Collected data entries:
--------------------------------------------------

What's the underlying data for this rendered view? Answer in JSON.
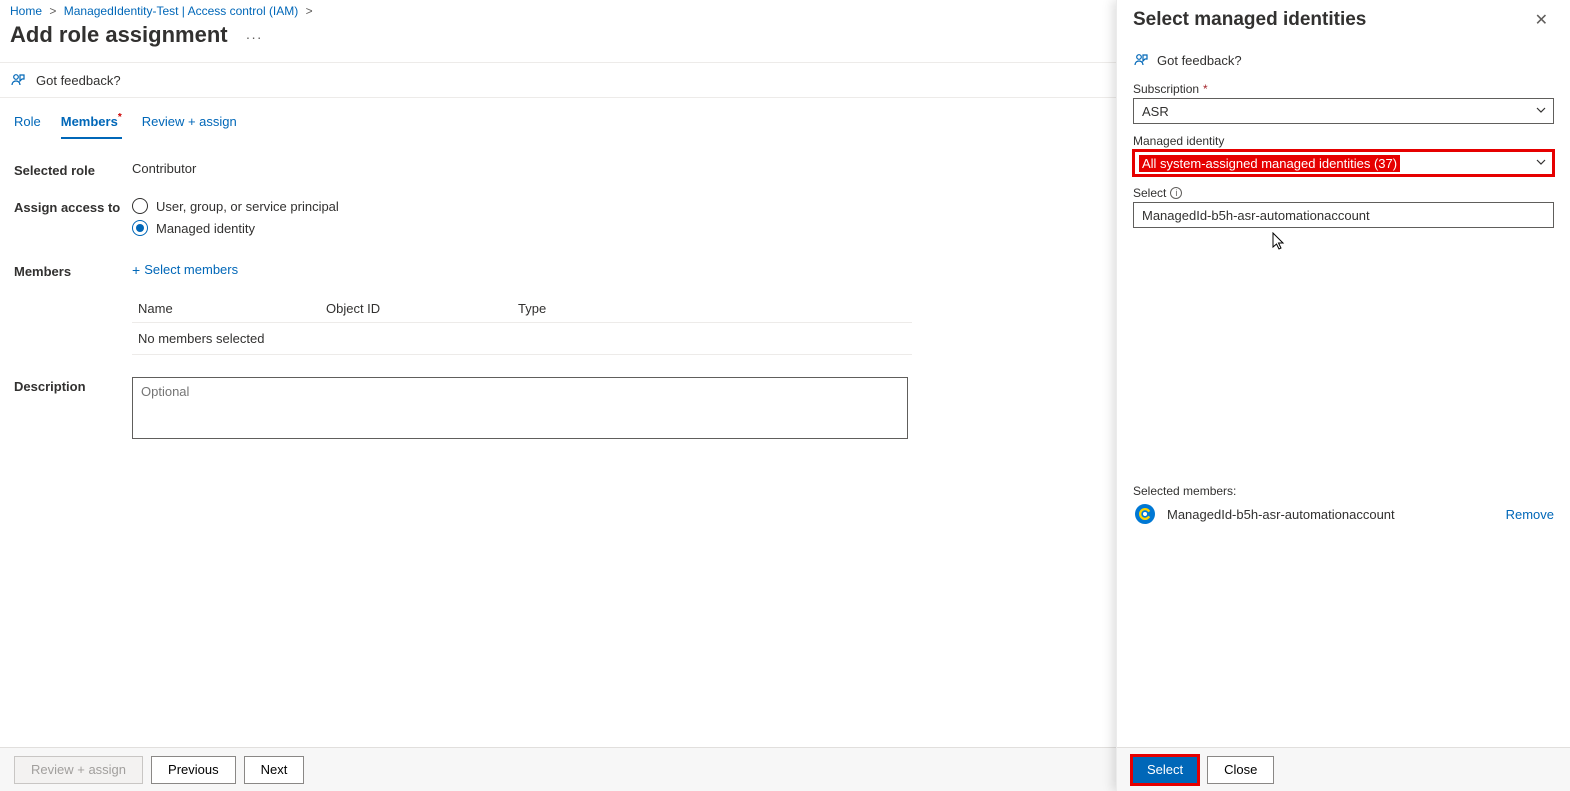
{
  "breadcrumb": {
    "home": "Home",
    "resource": "ManagedIdentity-Test | Access control (IAM)"
  },
  "page": {
    "title": "Add role assignment",
    "feedback": "Got feedback?"
  },
  "tabs": {
    "role": "Role",
    "members": "Members",
    "review": "Review + assign"
  },
  "form": {
    "selected_role_label": "Selected role",
    "selected_role_value": "Contributor",
    "assign_label": "Assign access to",
    "radio_user": "User, group, or service principal",
    "radio_mi": "Managed identity",
    "members_label": "Members",
    "select_members": "Select members",
    "table": {
      "name": "Name",
      "object_id": "Object ID",
      "type": "Type",
      "empty": "No members selected"
    },
    "description_label": "Description",
    "description_placeholder": "Optional"
  },
  "bottom": {
    "review": "Review + assign",
    "previous": "Previous",
    "next": "Next"
  },
  "panel": {
    "title": "Select managed identities",
    "feedback": "Got feedback?",
    "subscription_label": "Subscription",
    "subscription_value": "ASR",
    "mi_label": "Managed identity",
    "mi_value": "All system-assigned managed identities (37)",
    "select_label": "Select",
    "select_value": "ManagedId-b5h-asr-automationaccount",
    "selected_members_label": "Selected members:",
    "selected_member_name": "ManagedId-b5h-asr-automationaccount",
    "remove": "Remove",
    "select_btn": "Select",
    "close_btn": "Close"
  }
}
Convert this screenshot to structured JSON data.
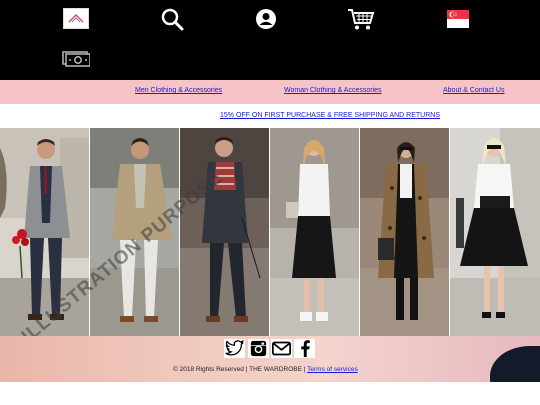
{
  "header": {
    "icons": {
      "logo": "logo-icon",
      "search": "search-icon",
      "account": "account-icon",
      "cart": "cart-icon",
      "flag": "singapore-flag-icon",
      "currency": "currency-icon"
    }
  },
  "nav": {
    "men": "Men Clothing & Accessories",
    "women": "Woman Clothing & Accessories",
    "about": "About & Contact Us"
  },
  "promo": {
    "text": "15% OFF ON FIRST PURCHASE & FREE SHIPPING AND RETURNS"
  },
  "hero": {
    "watermark": "FOR ILLUSTRATION PURPOSE"
  },
  "footer": {
    "copyright": "© 2018 Rights Reserved | THE WARDROBE | ",
    "terms": "Terms of services",
    "social": [
      "twitter-icon",
      "instagram-icon",
      "mail-icon",
      "facebook-icon"
    ]
  },
  "colors": {
    "header_bg": "#000000",
    "nav_bg": "#f6c3c7",
    "link": "#1a1ad8"
  }
}
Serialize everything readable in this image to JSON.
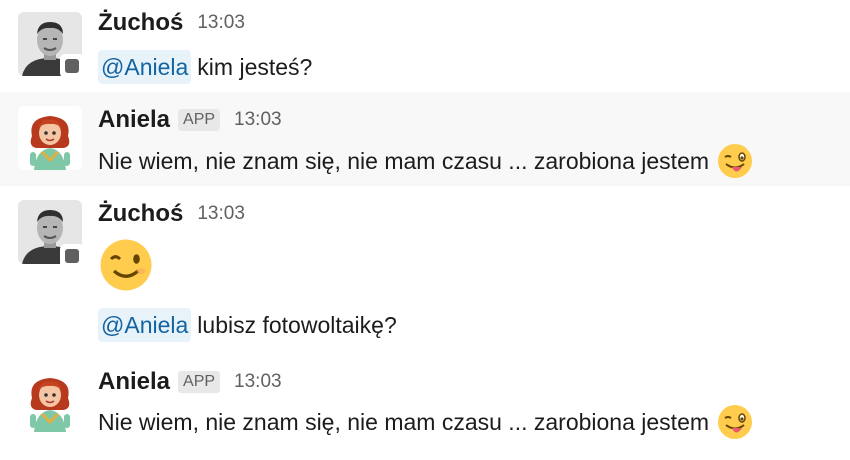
{
  "messages": [
    {
      "author": "Żuchoś",
      "time": "13:03",
      "mention": "@Aniela",
      "text": "kim jesteś?"
    },
    {
      "author": "Aniela",
      "badge": "APP",
      "time": "13:03",
      "text": "Nie wiem, nie znam się, nie mam czasu ... zarobiona jestem",
      "emoji": "winking-face-with-tongue-icon"
    },
    {
      "author": "Żuchoś",
      "time": "13:03",
      "emoji": "winking-face-icon",
      "mention": "@Aniela",
      "text": "lubisz fotowoltaikę?"
    },
    {
      "author": "Aniela",
      "badge": "APP",
      "time": "13:03",
      "text": "Nie wiem, nie znam się, nie mam czasu ... zarobiona jestem",
      "emoji": "winking-face-with-tongue-icon"
    }
  ],
  "colors": {
    "mention_bg": "#e8f2f9",
    "mention_text": "#1264a3",
    "hover_bg": "#f8f8f8",
    "presence": "#616061"
  }
}
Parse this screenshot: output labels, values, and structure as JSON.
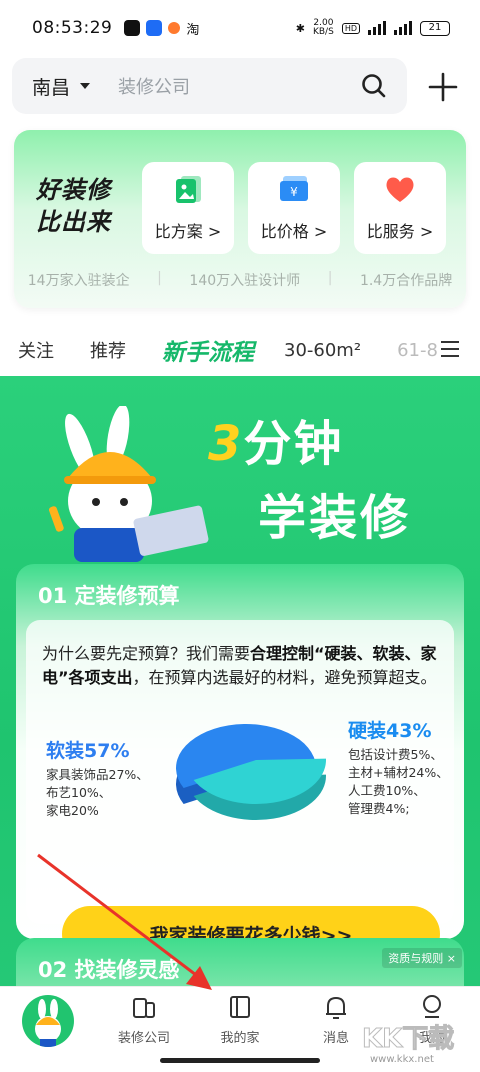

--------------------------------------------------

# The exercise:
In the listing, find all lines with the string "feedback" and copy them.

# Solution to the problem:
    "feedback": "Got feedback?"
    "feedback": "Got feedback?",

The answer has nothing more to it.